_Task prompt:_ Find all the lines with "this" and gather them.

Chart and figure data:

• • • • • • •

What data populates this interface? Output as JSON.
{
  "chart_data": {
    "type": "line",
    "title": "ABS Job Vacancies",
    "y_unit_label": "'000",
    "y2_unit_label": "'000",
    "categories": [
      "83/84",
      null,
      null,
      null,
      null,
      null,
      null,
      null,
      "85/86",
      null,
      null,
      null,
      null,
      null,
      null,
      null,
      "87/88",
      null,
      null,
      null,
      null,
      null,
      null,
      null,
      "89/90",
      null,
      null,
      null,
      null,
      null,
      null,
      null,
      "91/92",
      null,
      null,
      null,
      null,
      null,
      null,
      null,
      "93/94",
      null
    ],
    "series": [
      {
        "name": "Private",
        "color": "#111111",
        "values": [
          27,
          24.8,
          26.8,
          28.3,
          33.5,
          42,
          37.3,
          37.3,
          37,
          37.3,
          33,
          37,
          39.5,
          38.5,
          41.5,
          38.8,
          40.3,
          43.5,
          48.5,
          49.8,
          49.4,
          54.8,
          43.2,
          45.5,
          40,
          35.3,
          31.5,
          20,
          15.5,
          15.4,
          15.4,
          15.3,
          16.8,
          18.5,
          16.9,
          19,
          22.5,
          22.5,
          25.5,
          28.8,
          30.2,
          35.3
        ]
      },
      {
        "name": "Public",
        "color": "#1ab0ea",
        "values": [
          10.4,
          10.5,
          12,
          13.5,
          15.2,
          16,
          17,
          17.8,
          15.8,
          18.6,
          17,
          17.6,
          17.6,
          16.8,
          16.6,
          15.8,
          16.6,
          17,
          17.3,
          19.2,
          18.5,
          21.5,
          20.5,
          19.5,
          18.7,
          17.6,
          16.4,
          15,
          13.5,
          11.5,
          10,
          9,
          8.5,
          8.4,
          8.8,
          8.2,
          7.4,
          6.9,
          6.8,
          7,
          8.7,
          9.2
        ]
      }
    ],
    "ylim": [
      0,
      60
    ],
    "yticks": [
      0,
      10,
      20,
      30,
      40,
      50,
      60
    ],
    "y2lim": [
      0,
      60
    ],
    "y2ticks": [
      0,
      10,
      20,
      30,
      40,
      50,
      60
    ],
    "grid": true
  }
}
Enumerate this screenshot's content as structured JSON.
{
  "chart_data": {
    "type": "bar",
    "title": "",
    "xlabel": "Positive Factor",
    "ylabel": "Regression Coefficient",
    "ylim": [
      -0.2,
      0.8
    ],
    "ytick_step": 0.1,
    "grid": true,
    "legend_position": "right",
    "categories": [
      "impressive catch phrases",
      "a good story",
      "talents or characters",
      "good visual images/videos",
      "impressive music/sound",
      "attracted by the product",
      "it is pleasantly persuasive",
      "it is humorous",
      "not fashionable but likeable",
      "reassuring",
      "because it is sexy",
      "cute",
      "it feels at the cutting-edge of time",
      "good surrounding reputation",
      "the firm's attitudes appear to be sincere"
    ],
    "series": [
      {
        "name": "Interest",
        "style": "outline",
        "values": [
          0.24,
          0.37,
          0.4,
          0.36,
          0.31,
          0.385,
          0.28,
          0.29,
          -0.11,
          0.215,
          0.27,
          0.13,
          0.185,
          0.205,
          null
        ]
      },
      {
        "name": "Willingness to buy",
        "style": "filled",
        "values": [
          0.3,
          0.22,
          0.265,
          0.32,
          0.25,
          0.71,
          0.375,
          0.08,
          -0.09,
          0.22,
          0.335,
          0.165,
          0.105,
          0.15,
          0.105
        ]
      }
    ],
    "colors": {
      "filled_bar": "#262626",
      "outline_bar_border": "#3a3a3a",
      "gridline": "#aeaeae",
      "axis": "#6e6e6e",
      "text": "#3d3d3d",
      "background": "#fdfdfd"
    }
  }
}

• • • • • • •

_Reply:_
What data populates this interface? Output as JSON.
Enumerate this screenshot's content as structured JSON.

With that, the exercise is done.